SHORT EXERCISE
In the data below, find every line that has the string "with", and copy it.

ENTRIES SHOWN
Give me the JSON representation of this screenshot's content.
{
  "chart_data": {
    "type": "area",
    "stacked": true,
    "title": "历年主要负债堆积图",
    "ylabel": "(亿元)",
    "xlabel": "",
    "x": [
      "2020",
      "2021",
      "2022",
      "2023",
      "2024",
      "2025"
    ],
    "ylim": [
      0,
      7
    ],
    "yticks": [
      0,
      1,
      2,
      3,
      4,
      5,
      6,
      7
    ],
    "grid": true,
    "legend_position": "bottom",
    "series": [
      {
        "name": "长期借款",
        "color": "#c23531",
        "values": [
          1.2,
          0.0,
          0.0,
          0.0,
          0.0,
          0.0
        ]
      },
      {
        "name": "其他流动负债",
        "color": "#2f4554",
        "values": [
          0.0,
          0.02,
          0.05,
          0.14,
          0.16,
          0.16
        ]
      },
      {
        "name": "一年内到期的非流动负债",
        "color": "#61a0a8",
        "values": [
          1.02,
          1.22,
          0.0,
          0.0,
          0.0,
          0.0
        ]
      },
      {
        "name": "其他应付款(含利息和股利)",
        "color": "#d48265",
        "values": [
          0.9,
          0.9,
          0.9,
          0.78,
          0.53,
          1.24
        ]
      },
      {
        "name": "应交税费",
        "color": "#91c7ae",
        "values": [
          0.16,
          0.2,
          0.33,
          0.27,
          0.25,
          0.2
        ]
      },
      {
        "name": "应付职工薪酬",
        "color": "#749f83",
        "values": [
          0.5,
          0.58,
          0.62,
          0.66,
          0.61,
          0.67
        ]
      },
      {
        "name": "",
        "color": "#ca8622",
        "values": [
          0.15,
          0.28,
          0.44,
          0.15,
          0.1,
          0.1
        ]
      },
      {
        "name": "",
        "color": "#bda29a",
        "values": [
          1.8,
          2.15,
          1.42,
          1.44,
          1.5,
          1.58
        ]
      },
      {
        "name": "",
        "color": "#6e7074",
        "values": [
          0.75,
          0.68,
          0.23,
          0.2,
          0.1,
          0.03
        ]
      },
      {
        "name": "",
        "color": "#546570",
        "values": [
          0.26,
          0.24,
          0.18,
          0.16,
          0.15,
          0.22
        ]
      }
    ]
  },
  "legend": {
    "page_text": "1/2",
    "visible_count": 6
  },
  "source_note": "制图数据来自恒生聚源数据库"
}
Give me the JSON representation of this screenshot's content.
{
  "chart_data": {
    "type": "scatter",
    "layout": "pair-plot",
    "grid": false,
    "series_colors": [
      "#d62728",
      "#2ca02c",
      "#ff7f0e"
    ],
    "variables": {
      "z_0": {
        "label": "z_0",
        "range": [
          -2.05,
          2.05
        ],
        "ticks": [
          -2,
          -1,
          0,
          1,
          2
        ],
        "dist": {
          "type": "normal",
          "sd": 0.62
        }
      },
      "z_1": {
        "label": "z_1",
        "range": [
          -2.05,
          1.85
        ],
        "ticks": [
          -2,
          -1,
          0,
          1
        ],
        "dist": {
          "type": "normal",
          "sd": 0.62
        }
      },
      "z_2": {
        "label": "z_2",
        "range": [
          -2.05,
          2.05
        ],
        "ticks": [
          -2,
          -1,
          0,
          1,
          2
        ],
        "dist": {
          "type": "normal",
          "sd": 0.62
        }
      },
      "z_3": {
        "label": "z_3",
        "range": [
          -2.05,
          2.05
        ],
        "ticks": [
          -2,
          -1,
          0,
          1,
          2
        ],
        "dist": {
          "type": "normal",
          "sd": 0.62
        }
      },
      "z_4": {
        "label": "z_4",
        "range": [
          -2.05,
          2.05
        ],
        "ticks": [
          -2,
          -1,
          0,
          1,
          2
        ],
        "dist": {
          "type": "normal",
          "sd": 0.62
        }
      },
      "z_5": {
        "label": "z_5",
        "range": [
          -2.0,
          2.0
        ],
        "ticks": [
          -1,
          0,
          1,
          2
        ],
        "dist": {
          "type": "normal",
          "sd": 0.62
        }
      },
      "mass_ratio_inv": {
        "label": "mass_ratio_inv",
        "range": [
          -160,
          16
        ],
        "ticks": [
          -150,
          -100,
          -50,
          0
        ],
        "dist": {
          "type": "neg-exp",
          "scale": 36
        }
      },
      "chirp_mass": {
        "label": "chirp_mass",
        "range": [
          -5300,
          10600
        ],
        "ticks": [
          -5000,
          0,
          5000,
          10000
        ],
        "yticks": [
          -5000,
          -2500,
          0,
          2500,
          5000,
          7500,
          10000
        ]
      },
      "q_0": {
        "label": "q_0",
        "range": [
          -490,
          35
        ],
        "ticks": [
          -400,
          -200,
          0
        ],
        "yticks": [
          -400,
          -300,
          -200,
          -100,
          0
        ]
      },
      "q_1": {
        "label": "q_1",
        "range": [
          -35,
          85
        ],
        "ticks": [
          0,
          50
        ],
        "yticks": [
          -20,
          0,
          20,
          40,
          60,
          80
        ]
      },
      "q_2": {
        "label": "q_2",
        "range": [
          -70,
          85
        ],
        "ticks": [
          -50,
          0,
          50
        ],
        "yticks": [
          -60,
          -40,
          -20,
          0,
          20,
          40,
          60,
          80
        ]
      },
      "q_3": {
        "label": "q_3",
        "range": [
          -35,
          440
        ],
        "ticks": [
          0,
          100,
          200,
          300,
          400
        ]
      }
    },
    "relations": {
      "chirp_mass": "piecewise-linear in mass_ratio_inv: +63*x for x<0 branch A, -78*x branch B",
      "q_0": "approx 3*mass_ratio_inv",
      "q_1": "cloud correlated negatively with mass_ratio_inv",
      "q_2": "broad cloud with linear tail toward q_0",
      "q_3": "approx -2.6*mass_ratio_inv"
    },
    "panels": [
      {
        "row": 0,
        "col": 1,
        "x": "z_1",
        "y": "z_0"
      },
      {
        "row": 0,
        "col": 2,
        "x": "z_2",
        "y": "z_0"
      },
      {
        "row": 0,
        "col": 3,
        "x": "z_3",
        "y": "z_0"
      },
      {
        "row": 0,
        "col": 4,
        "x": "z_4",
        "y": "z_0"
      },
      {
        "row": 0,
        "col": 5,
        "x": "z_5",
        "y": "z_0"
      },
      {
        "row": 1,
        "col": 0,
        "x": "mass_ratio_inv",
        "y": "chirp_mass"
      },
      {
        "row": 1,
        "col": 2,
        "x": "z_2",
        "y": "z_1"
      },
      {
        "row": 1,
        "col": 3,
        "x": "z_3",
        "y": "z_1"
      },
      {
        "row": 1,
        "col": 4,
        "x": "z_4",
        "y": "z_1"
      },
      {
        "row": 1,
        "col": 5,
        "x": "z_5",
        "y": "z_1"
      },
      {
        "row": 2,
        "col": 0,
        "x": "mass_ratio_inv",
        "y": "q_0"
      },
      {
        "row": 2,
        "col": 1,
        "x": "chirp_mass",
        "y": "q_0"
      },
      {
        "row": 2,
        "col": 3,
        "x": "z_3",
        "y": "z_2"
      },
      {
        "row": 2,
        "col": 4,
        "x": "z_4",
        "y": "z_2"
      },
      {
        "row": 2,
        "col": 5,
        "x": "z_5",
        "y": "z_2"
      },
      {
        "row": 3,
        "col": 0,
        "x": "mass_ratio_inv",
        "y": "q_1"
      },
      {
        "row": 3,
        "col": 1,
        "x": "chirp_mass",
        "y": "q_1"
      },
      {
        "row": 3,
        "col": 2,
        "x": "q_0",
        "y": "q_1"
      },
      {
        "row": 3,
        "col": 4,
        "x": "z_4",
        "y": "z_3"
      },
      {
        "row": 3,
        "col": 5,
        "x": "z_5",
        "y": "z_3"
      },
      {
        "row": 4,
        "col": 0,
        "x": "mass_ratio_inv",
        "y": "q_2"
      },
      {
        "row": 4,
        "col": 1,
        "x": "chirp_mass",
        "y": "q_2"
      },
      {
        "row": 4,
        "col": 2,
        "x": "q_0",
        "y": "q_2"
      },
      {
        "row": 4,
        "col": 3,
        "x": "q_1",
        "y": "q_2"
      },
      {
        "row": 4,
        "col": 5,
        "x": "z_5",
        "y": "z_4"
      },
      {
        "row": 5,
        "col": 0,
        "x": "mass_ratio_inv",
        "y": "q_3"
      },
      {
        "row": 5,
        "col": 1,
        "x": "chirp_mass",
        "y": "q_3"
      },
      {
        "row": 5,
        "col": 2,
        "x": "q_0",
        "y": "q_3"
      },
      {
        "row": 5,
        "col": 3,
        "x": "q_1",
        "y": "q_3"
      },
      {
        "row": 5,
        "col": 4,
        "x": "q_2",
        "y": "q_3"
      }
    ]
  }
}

TASK OUTPUT
      "q_1": "cloud correlated negatively with mass_ratio_inv",
      "q_2": "broad cloud with linear tail toward q_0",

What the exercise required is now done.